WORK INSTRUCTIONS:
Please write out the listing below word for word, keeping every line unchanged.

[START OF RECORDS FOR THE EXERCISE]

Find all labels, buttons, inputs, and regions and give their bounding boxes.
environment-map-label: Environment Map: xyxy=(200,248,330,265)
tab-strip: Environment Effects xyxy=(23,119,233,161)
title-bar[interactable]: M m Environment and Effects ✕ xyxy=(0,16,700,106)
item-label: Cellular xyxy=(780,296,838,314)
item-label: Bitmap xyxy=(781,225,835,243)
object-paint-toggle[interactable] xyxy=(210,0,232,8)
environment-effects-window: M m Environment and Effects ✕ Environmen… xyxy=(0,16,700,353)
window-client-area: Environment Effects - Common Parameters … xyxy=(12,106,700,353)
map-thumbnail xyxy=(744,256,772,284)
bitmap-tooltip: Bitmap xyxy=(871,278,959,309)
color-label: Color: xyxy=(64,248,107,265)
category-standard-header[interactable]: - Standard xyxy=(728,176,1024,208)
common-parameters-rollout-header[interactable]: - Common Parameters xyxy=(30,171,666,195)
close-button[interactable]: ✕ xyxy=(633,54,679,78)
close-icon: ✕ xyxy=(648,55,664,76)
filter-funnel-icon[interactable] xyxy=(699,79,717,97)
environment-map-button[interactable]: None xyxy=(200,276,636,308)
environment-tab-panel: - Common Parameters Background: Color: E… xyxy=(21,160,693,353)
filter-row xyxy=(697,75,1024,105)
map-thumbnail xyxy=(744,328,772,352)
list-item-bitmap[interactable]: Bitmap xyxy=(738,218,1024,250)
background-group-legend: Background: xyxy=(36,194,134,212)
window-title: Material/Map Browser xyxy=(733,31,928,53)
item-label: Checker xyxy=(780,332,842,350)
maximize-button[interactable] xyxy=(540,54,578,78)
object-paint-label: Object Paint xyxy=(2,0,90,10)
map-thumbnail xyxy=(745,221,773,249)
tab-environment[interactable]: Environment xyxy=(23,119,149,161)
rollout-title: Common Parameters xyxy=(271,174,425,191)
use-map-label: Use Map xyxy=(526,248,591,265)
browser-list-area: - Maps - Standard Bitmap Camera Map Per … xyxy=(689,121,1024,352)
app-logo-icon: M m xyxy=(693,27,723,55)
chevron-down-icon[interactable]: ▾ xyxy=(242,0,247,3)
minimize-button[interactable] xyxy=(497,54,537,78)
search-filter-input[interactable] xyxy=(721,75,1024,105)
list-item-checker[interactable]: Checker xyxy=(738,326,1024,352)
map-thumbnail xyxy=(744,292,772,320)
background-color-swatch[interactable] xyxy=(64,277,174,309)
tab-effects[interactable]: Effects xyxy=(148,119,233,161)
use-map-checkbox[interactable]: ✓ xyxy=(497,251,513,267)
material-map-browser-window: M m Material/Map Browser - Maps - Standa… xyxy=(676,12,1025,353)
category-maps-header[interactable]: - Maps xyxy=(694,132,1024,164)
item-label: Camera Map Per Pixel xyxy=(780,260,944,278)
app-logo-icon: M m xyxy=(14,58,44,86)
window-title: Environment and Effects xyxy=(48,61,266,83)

[END OF RECORDS FOR THE EXERCISE]

FULL RESPONSE:
Find all labels, buttons, inputs, and regions and give their bounding boxes.
environment-map-label: Environment Map: xyxy=(200,248,330,265)
tab-strip: Environment Effects xyxy=(23,119,233,161)
title-bar[interactable]: M m Environment and Effects ✕ xyxy=(0,16,700,106)
item-label: Cellular xyxy=(780,296,838,314)
item-label: Bitmap xyxy=(781,225,835,243)
object-paint-toggle[interactable] xyxy=(210,0,232,8)
environment-effects-window: M m Environment and Effects ✕ Environmen… xyxy=(0,16,700,353)
window-client-area: Environment Effects - Common Parameters … xyxy=(12,106,700,353)
map-thumbnail xyxy=(744,256,772,284)
bitmap-tooltip: Bitmap xyxy=(871,278,959,309)
color-label: Color: xyxy=(64,248,107,265)
category-standard-header[interactable]: - Standard xyxy=(728,176,1024,208)
common-parameters-rollout-header[interactable]: - Common Parameters xyxy=(30,171,666,195)
close-button[interactable]: ✕ xyxy=(633,54,679,78)
close-icon: ✕ xyxy=(648,55,664,76)
filter-funnel-icon[interactable] xyxy=(699,79,717,97)
environment-map-button[interactable]: None xyxy=(200,276,636,308)
environment-tab-panel: - Common Parameters Background: Color: E… xyxy=(21,160,693,353)
filter-row xyxy=(697,75,1024,105)
map-thumbnail xyxy=(744,328,772,352)
list-item-bitmap[interactable]: Bitmap xyxy=(738,218,1024,250)
background-group-legend: Background: xyxy=(36,194,134,212)
window-title: Material/Map Browser xyxy=(733,31,928,53)
item-label: Checker xyxy=(780,332,842,350)
maximize-button[interactable] xyxy=(540,54,578,78)
object-paint-label: Object Paint xyxy=(2,0,90,10)
map-thumbnail xyxy=(745,221,773,249)
tab-environment[interactable]: Environment xyxy=(23,119,149,161)
rollout-title: Common Parameters xyxy=(271,174,425,191)
use-map-label: Use Map xyxy=(526,248,591,265)
browser-list-area: - Maps - Standard Bitmap Camera Map Per … xyxy=(689,121,1024,352)
app-logo-icon: M m xyxy=(693,27,723,55)
chevron-down-icon[interactable]: ▾ xyxy=(242,0,247,3)
minimize-button[interactable] xyxy=(497,54,537,78)
search-filter-input[interactable] xyxy=(721,75,1024,105)
list-item-checker[interactable]: Checker xyxy=(738,326,1024,352)
map-thumbnail xyxy=(744,292,772,320)
background-color-swatch[interactable] xyxy=(64,277,174,309)
tab-effects[interactable]: Effects xyxy=(148,119,233,161)
use-map-checkbox[interactable]: ✓ xyxy=(497,251,513,267)
material-map-browser-window: M m Material/Map Browser - Maps - Standa… xyxy=(676,12,1025,353)
category-maps-header[interactable]: - Maps xyxy=(694,132,1024,164)
item-label: Camera Map Per Pixel xyxy=(780,260,944,278)
app-logo-icon: M m xyxy=(14,58,44,86)
window-title: Environment and Effects xyxy=(48,61,266,83)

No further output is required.